--- Records shown ---

▼▼▼

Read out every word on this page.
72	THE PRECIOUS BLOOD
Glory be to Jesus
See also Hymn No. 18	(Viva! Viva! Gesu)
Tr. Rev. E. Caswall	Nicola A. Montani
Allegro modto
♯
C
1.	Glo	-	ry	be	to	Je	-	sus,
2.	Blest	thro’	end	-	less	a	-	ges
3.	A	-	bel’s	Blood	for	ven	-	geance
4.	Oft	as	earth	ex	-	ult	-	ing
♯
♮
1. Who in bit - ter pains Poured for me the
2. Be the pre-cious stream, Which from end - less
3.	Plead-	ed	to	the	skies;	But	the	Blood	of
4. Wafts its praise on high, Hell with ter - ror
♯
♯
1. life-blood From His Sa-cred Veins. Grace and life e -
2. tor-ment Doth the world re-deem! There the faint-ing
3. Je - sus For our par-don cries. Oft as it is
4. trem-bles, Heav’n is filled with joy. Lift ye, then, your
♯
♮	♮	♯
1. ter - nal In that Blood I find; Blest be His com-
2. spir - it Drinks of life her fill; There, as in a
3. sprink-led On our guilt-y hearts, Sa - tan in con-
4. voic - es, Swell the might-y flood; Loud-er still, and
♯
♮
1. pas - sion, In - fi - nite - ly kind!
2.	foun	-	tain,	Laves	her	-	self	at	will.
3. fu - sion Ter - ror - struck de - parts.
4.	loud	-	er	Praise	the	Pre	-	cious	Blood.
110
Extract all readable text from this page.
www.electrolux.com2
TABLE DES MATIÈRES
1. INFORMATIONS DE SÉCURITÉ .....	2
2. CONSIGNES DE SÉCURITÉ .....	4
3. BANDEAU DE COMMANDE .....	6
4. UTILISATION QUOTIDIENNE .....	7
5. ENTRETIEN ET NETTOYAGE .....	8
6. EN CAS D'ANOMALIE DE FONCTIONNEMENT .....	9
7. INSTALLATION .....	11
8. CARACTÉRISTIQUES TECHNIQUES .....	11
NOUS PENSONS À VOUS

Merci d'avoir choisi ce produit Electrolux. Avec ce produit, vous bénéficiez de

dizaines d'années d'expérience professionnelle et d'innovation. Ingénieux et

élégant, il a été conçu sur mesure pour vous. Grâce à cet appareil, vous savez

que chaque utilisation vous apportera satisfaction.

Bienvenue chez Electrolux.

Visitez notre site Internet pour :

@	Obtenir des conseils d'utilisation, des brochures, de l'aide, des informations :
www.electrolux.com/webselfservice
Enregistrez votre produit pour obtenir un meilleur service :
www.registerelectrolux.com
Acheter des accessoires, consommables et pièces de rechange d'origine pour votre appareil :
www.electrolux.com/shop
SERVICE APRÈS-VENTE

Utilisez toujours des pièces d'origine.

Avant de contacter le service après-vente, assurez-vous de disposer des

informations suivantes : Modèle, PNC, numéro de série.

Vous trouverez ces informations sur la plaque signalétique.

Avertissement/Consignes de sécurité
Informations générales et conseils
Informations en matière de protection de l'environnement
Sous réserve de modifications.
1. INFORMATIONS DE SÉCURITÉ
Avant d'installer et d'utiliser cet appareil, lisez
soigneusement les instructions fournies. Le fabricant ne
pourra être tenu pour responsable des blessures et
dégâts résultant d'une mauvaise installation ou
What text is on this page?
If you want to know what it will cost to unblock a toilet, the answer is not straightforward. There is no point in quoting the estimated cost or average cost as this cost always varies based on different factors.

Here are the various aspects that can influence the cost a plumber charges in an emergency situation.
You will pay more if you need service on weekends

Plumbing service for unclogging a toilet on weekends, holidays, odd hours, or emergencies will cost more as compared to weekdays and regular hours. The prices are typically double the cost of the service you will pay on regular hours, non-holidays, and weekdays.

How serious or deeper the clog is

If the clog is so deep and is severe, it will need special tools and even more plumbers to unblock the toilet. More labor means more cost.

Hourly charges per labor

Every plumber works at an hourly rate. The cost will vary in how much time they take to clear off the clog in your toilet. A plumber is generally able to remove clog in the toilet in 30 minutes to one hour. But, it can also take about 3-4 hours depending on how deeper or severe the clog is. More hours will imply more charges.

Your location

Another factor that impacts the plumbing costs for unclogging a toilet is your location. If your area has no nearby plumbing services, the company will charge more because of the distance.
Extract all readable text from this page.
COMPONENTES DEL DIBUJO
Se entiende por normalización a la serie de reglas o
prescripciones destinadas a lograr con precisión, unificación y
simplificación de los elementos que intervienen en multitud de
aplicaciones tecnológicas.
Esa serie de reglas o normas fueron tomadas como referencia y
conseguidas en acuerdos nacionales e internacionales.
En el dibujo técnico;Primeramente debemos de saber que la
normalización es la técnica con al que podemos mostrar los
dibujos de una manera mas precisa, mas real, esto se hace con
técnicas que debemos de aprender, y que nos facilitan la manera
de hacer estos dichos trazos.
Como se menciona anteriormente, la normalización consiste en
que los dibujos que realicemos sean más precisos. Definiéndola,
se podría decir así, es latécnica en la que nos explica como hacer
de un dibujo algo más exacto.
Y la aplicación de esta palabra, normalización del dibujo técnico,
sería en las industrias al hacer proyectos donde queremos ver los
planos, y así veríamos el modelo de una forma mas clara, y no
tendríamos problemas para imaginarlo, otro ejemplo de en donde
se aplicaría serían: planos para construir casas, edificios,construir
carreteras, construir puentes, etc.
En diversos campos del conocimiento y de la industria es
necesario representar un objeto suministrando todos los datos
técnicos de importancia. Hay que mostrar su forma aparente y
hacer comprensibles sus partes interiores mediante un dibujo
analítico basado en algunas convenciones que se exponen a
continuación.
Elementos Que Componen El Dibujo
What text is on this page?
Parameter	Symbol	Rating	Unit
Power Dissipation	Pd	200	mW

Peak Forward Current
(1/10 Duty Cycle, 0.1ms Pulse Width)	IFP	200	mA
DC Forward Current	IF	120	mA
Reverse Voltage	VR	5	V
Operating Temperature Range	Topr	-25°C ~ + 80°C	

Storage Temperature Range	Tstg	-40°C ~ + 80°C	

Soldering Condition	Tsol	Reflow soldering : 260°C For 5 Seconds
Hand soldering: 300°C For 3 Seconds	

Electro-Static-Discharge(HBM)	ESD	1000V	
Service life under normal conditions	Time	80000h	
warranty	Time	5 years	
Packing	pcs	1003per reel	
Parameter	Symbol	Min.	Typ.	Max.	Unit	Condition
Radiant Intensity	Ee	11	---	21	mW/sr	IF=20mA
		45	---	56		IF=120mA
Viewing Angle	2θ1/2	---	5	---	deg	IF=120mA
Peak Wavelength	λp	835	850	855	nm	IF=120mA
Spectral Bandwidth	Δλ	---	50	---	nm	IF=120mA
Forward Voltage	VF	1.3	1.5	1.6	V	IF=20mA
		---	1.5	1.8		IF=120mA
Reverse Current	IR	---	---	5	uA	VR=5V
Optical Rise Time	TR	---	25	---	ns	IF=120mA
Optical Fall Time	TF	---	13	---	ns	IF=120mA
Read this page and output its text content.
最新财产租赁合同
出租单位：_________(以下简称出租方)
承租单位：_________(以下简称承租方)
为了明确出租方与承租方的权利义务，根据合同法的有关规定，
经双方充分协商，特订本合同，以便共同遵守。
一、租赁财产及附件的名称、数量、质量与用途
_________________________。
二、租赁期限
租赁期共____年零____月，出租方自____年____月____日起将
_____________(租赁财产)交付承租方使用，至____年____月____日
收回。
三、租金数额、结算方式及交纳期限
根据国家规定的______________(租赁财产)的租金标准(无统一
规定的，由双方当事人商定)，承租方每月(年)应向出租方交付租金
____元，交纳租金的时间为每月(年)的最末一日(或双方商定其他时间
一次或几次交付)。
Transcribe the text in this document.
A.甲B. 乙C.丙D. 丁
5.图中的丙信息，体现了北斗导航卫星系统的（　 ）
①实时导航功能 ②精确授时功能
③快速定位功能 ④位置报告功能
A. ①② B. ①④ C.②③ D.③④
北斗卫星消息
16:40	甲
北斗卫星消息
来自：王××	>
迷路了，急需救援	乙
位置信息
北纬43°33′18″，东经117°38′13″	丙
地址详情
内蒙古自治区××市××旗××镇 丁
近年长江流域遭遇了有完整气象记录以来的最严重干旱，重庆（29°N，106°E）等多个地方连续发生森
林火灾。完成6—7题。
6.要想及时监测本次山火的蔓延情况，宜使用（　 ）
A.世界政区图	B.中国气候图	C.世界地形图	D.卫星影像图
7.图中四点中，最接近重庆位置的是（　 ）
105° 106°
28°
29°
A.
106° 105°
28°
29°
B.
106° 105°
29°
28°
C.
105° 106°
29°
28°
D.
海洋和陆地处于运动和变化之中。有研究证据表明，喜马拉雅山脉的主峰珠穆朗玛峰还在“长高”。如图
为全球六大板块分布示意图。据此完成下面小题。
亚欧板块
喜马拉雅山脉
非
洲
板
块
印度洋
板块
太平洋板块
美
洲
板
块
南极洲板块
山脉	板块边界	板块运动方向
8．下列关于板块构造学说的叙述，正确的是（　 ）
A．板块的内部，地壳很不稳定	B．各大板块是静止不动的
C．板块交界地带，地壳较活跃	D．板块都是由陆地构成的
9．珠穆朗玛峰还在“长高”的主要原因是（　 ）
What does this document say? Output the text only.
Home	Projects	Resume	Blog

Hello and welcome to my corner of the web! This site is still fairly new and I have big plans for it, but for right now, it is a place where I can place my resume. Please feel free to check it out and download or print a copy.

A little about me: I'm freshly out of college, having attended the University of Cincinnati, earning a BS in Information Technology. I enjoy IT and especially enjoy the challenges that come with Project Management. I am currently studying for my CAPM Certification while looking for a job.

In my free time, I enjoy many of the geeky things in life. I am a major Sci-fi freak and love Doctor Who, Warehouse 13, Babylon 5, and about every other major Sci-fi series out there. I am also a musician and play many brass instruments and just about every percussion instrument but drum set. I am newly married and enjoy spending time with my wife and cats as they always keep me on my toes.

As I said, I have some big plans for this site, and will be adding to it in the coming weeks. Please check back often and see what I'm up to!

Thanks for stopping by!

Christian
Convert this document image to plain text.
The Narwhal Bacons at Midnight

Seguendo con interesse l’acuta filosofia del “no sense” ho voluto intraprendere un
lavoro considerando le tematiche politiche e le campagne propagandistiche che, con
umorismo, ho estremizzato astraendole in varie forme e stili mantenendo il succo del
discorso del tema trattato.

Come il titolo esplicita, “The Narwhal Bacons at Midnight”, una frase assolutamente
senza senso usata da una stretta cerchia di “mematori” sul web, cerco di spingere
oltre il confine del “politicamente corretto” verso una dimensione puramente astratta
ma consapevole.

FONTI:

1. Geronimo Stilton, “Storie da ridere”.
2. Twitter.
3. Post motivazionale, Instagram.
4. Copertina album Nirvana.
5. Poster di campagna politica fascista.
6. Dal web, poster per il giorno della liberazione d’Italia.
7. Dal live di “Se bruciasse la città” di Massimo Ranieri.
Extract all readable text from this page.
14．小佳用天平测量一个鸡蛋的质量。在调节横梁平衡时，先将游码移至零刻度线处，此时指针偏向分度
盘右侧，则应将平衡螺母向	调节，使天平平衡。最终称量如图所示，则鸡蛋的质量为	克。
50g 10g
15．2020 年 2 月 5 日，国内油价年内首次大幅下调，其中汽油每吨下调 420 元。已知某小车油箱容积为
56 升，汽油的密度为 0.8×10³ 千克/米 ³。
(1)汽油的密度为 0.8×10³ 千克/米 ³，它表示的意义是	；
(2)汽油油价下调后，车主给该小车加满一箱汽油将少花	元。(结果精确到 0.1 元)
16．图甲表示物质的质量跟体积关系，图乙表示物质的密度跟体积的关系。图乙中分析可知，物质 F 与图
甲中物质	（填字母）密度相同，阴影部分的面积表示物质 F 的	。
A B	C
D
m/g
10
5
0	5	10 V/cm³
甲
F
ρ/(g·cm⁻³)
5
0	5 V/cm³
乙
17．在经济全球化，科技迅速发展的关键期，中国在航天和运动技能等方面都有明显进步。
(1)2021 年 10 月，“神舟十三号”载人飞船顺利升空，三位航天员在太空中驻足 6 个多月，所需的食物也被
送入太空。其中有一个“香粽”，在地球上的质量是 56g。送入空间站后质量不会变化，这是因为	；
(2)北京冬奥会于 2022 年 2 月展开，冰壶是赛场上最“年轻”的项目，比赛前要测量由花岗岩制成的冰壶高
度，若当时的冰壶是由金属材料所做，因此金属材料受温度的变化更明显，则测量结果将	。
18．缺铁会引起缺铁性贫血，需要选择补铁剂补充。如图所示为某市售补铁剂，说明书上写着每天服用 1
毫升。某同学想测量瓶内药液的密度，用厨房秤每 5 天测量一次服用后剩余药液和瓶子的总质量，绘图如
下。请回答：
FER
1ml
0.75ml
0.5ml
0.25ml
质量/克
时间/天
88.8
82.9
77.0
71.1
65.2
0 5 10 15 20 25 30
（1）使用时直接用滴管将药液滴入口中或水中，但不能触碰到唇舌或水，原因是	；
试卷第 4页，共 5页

▲▲▲

--- Exercise ---
Go through the material above and count the lines that contain "Reverse"; answer with the number alone.

--- Solution to this exercise ---
2